>> BEGIN Source document

This project will explore ways to increase the sustainability of crayfish exploitation. It will focus on social issues and will run alongside a scientific crayfish research programme. By involving local communities in every stages of the study it is hoped to arrive at an acceptable way of ensuring sustainable harvesting.

Crayfish are fast growing with relatively high rates of reproduction so changes in harvesting practice should be quickly seen in the population. Increasing the minimum size of individuals harvested and preventing harvesting during the breeding season could quickly benefit both the crayfish populations and the catches of local fishermen.

Project Update: March 2001

Our project now has a local name - Orana Tsara Tantana - which means 'well managed crayfish'. We have now recruited an extension officer, Lalaina Rakotoson, an environmental lawyer who has lived for ten years in the main town in the study area, and we have selected our study sites. We are planning to build a house for the project in Bevohajo, a village right on the boarder of Ranomafana National Park; about three hours walk from the road.

I will be based here with a student from the University of Tana, and another student from Fianarantsoa University will be based in Abodokimba, a village close to the town of Ranomafana where the National Parks Authority project attempting to cultivate crayfish is based. This student will be working very closely with this project. We are buying bikes and I will be able to regularly bicycle up to Abodokimba. Lalaina will be working with the villagers in both Bevohajo and Ambodokimba, and other villages where crayfish harvesting is important, to discuss the project and regularly feed information back to them and discuss how it could be applied.

Project Update: June 2001

Interviews have been carried out in 16 villages in the periphery of Ranomafana National Park and at "hotelys" and restaurants in the area (the main commercial sink for the crayfish).The interviews focused on the level of crayfish exploitation, its importance in the local economy and any perceived changes in the availability of crayfish. The survey revisited sites first assessed in 1990 just before the Park was established.

The team has held meetings with all these villages' elders and/or King to explain the objectives of the project and has done an interview on local radio, as well as school visits. A leaflet for local distribution is in production. Study sites have been selected for mark-recapture studies and for experimental crayfish culturing.

Project Update: October 2001

We had a really successful environmental activity day for the children in the village last week. The school teacher from the next village was very enthusiastic and we are planning a similar day to be held in the school now that term has begun.

2nd RSG Grant Awarded

A 2nd RSG Grant has been awarded for this project.

>> END Source document
>> BEGIN Listing

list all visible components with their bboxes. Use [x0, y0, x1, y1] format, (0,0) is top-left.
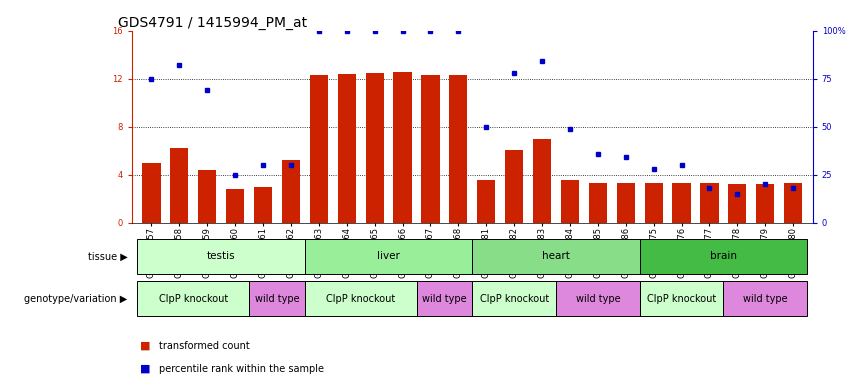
Bar	[617, 183, 635, 223]
Bar	[644, 183, 663, 223]
Bar	[561, 180, 579, 223]
Text: ClpP knockout: ClpP knockout	[479, 293, 549, 304]
Text: ClpP knockout: ClpP knockout	[647, 293, 717, 304]
Bar	[305, 239, 472, 274]
Bar	[556, 281, 640, 316]
Text: testis: testis	[207, 251, 236, 262]
Text: tissue ▶: tissue ▶	[88, 251, 128, 262]
Bar	[198, 170, 216, 223]
Bar	[138, 239, 305, 274]
Bar	[254, 187, 272, 223]
Bar	[505, 149, 523, 223]
Bar	[305, 281, 416, 316]
Bar	[249, 281, 305, 316]
Bar	[421, 75, 439, 223]
Bar	[640, 281, 723, 316]
Bar	[338, 74, 356, 223]
Text: GDS4791 / 1415994_PM_at: GDS4791 / 1415994_PM_at	[118, 16, 307, 30]
Bar	[472, 281, 556, 316]
Bar	[728, 184, 746, 223]
Text: ■: ■	[140, 364, 154, 374]
Bar	[477, 180, 495, 223]
Bar	[640, 239, 807, 274]
Text: ClpP knockout: ClpP knockout	[326, 293, 396, 304]
Bar	[310, 75, 328, 223]
Bar	[226, 189, 244, 223]
Text: wild type: wild type	[254, 293, 300, 304]
Bar	[138, 281, 249, 316]
Bar	[170, 148, 188, 223]
Bar	[472, 239, 640, 274]
Bar	[449, 75, 467, 223]
Text: transformed count: transformed count	[159, 341, 250, 351]
Bar	[757, 184, 774, 223]
Bar	[282, 161, 300, 223]
Bar	[393, 71, 412, 223]
Text: liver: liver	[377, 251, 400, 262]
Bar	[416, 281, 472, 316]
Text: ■: ■	[140, 341, 154, 351]
Bar	[589, 183, 607, 223]
Text: genotype/variation ▶: genotype/variation ▶	[25, 293, 128, 304]
Bar	[672, 183, 691, 223]
Bar	[142, 163, 161, 223]
Bar	[700, 183, 718, 223]
Text: wild type: wild type	[422, 293, 466, 304]
Bar	[723, 281, 807, 316]
Text: ClpP knockout: ClpP knockout	[158, 293, 228, 304]
Bar	[784, 183, 802, 223]
Bar	[366, 73, 384, 223]
Text: wild type: wild type	[575, 293, 620, 304]
Text: wild type: wild type	[743, 293, 787, 304]
Bar	[533, 139, 551, 223]
Text: brain: brain	[710, 251, 737, 262]
Text: heart: heart	[542, 251, 570, 262]
Text: percentile rank within the sample: percentile rank within the sample	[159, 364, 324, 374]
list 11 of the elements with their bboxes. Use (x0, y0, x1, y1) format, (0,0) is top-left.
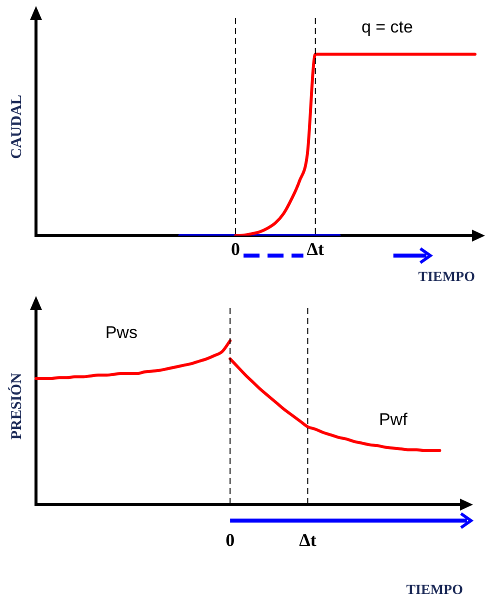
x-tick-label: 0 (231, 239, 240, 260)
x-tick-label: Δt (299, 530, 316, 550)
text: q = cte (361, 18, 413, 37)
series-label: Pws (105, 323, 138, 342)
x-tick-label: 0 (226, 530, 235, 550)
series-label: Pwf (378, 410, 408, 429)
x-axis-title: TIEMPO (418, 270, 476, 286)
x-axis-title: TIEMPO (406, 583, 464, 598)
y-axis-title: CAUDAL (8, 94, 25, 159)
x-tick-label: Δt (306, 239, 324, 260)
y-axis-title: PRESIÓN (8, 372, 25, 440)
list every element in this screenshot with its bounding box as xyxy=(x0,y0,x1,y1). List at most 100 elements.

>> END Listing

• Problem set
1 > Set down, word for word, the passage of the crayfish project text starting at "The team has" and ending at "experimental crayfish culturing.".
2 > Give the date of each project update in the crayfish project text.

• Solutions below
1 >
The team has held meetings with all these villages' elders and/or King to explain the objectives of the project and has done an interview on local radio, as well as school visits. A leaflet for local distribution is in production. Study sites have been selected for mark-recapture studies and for experimental crayfish culturing.

2 >
March 2001
June 2001
October 2001